*Written exercise*:
Retype all the entries word for word, but omit the pictures.

═══ Input

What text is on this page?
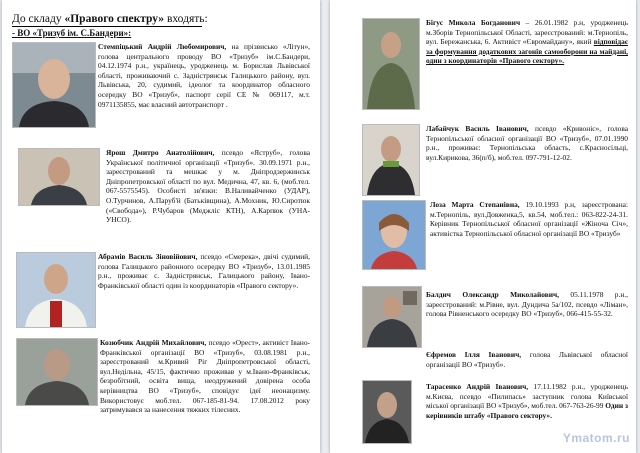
До складу «Правого спектру» входять:
- ВО «Тризуб ім. С.Бандери»:
Стемпіцький Андрій Любомирович, на прізвисько «Літун», голова центрального проводу ВО «Тризуб» ім.С.Бандери, 04.12.1974 р.н., українець, уродженець м. Борислав Львівської області, проживаючий с. Задністрянськ Галицького району, вул. Львівська, 20, судимий, ідеолог та координатор обласного осередку ВО «Тризуб», паспорт серії СЕ № 069117, м.т. 0971135855, має власний автотранспорт .
Ярош Дмитро Анатолійович, псевдо «Яструб», голова Української політичної організації «Тризуб». 30.09.1971 р.н., зареєстрований та мешкає у м. Дніпродзержинськ Дніпропетровської області по вул. Медична, 47, кв. 6, (моб.тел. 067-5575545). Особисті зв'язки: В.Наливайченко (УДАР), О.Турчинов, А.Паруб'й (Батьківщина), А.Мохник, Ю.Сиротюк («Свобода»), Р.Чубаров (Меджліс КТН), А.Карпюк (УНА-УНСО).
Абрамів Василь Зіновійович, псевдо «Смерека», двічі судимий, голова Галицького районного осередку ВО «Тризуб», 13.01.1985 р.н., проживає с. Задністрянськ, Галицького району, Івано-Франківської області один із координаторів «Правого сектору».
Козюбчик Андрій Михайлович, псевдо «Орест», активіст Івано-Франківської організації ВО «Тризуб», 03.08.1981 р.н., зареєстрований м.Кривий Ріг Дніпропетровської області, вул.Недільна, 45/15, фактично проживав у м.Івано-Франківськ, безробітний, освіта вища, неодружений довірена особа керівництва ВО «Тризуб», сповідує ідеї неонацизму. Використовує моб.тел. 067-185-81-94. 17.08.2012 року затримувався за нанесення тяжких тілесних.
Бігус Микола Богданович – 26.01.1982 р.н, уродженець м.Зборів Тернопільської Області, зареєстрований: м.Тернопіль, вул. Бережанська, 6. Активіст «Євромайдану», який відповідає за формування додаткових загонів самооборони на майдані, один з координаторів «Правого сектору».
Лабайчук Василь Іванович, псевдо «Кривоніс», голова Тернопільської обласної організації ВО «Тризуб», 07.01.1990 р.н., проживає: Тернопільська область, с.Красносільці, вул.Кирикова, 36(п/б), моб.тел. 097-791-12-02.
Лоза Марта Степанівна, 19.10.1993 р.н, зареєстрована: м.Тернопіль, вул.Довженка,5, кв.54, моб.тел.: 063-822-24-31. Керівник Тернопільської обласної організації «Жіноча Січ», активістка Тернопільської обласної організації ВО «Тризуб»
Балдич Олександр Миколайович, 05.11.1978 р.н., зареєстрований: м.Рівне, вул. Дундича 5а/102, псевдо «Ліман», голова Рівненського осередку ВО «Тризуб», 066-415-55-32.
Єфремов Ілля Іванович, голова Львівської обласної організації ВО «Тризуб».
Тарасенко Андрій Іванович, 17.11.1982 р.н., уродженець м.Києва, псевдо «Пилипась» заступник голова Київської міської організації ВО «Тризуб», моб.тел. 067-763-26-99 Один з керівників штабу «Правого сектору».
Ymatom.ru
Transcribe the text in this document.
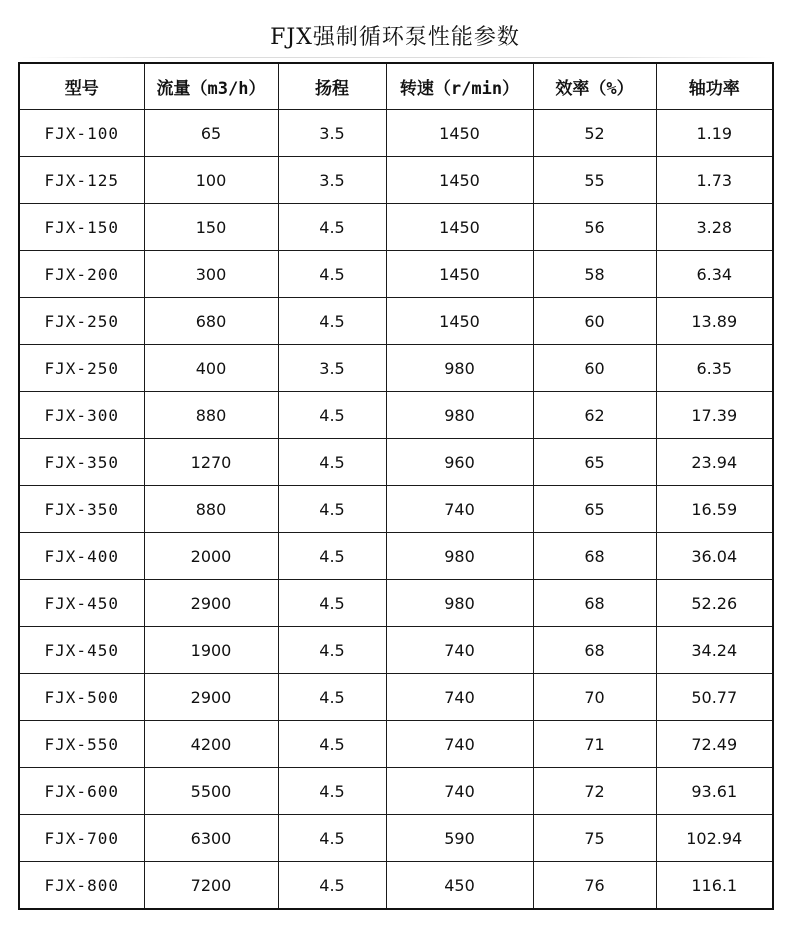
FJX强制循环泵性能参数
型号	流量（m3/h）	扬程	转速（r/min）	效率（%）	轴功率
FJX-100	65	3.5	1450	52	1.19
FJX-125	100	3.5	1450	55	1.73
FJX-150	150	4.5	1450	56	3.28
FJX-200	300	4.5	1450	58	6.34
FJX-250	680	4.5	1450	60	13.89
FJX-250	400	3.5	980	60	6.35
FJX-300	880	4.5	980	62	17.39
FJX-350	1270	4.5	960	65	23.94
FJX-350	880	4.5	740	65	16.59
FJX-400	2000	4.5	980	68	36.04
FJX-450	2900	4.5	980	68	52.26
FJX-450	1900	4.5	740	68	34.24
FJX-500	2900	4.5	740	70	50.77
FJX-550	4200	4.5	740	71	72.49
FJX-600	5500	4.5	740	72	93.61
FJX-700	6300	4.5	590	75	102.94
FJX-800	7200	4.5	450	76	116.1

══════

*Solution below*:
What text is on this page?
До складу «Правого спектру» входять:
- ВО «Тризуб ім. С.Бандери»:
Стемпіцький Андрій Любомирович, на прізвисько «Літун», голова центрального проводу ВО «Тризуб» ім.С.Бандери, 04.12.1974 р.н., українець, уродженець м. Борислав Львівської області, проживаючий с. Задністрянськ Галицького району, вул. Львівська, 20, судимий, ідеолог та координатор обласного осередку ВО «Тризуб», паспорт серії СЕ № 069117, м.т. 0971135855, має власний автотранспорт .
Ярош Дмитро Анатолійович, псевдо «Яструб», голова Української політичної організації «Тризуб». 30.09.1971 р.н., зареєстрований та мешкає у м. Дніпродзержинськ Дніпропетровської області по вул. Медична, 47, кв. 6, (моб.тел. 067-5575545). Особисті зв'язки: В.Наливайченко (УДАР), О.Турчинов, А.Паруб'й (Батьківщина), А.Мохник, Ю.Сиротюк («Свобода»), Р.Чубаров (Меджліс КТН), А.Карпюк (УНА-УНСО).
Абрамів Василь Зіновійович, псевдо «Смерека», двічі судимий, голова Галицького районного осередку ВО «Тризуб», 13.01.1985 р.н., проживає с. Задністрянськ, Галицького району, Івано-Франківської області один із координаторів «Правого сектору».
Козюбчик Андрій Михайлович, псевдо «Орест», активіст Івано-Франківської організації ВО «Тризуб», 03.08.1981 р.н., зареєстрований м.Кривий Ріг Дніпропетровської області, вул.Недільна, 45/15, фактично проживав у м.Івано-Франківськ, безробітний, освіта вища, неодружений довірена особа керівництва ВО «Тризуб», сповідує ідеї неонацизму. Використовує моб.тел. 067-185-81-94. 17.08.2012 року затримувався за нанесення тяжких тілесних.
Бігус Микола Богданович – 26.01.1982 р.н, уродженець м.Зборів Тернопільської Області, зареєстрований: м.Тернопіль, вул. Бережанська, 6. Активіст «Євромайдану», який відповідає за формування додаткових загонів самооборони на майдані, один з координаторів «Правого сектору».
Лабайчук Василь Іванович, псевдо «Кривоніс», голова Тернопільської обласної організації ВО «Тризуб», 07.01.1990 р.н., проживає: Тернопільська область, с.Красносільці, вул.Кирикова, 36(п/б), моб.тел. 097-791-12-02.
Лоза Марта Степанівна, 19.10.1993 р.н, зареєстрована: м.Тернопіль, вул.Довженка,5, кв.54, моб.тел.: 063-822-24-31. Керівник Тернопільської обласної організації «Жіноча Січ», активістка Тернопільської обласної організації ВО «Тризуб»
Балдич Олександр Миколайович, 05.11.1978 р.н., зареєстрований: м.Рівне, вул. Дундича 5а/102, псевдо «Ліман», голова Рівненського осередку ВО «Тризуб», 066-415-55-32.
Єфремов Ілля Іванович, голова Львівської обласної організації ВО «Тризуб».
Тарасенко Андрій Іванович, 17.11.1982 р.н., уродженець м.Києва, псевдо «Пилипась» заступник голова Київської міської організації ВО «Тризуб», моб.тел. 067-763-26-99 Один з керівників штабу «Правого сектору».
Ymatom.ru
Transcribe the text in this document.
FJX强制循环泵性能参数
型号	流量（m3/h）	扬程	转速（r/min）	效率（%）	轴功率
FJX-100	65	3.5	1450	52	1.19
FJX-125	100	3.5	1450	55	1.73
FJX-150	150	4.5	1450	56	3.28
FJX-200	300	4.5	1450	58	6.34
FJX-250	680	4.5	1450	60	13.89
FJX-250	400	3.5	980	60	6.35
FJX-300	880	4.5	980	62	17.39
FJX-350	1270	4.5	960	65	23.94
FJX-350	880	4.5	740	65	16.59
FJX-400	2000	4.5	980	68	36.04
FJX-450	2900	4.5	980	68	52.26
FJX-450	1900	4.5	740	68	34.24
FJX-500	2900	4.5	740	70	50.77
FJX-550	4200	4.5	740	71	72.49
FJX-600	5500	4.5	740	72	93.61
FJX-700	6300	4.5	590	75	102.94
FJX-800	7200	4.5	450	76	116.1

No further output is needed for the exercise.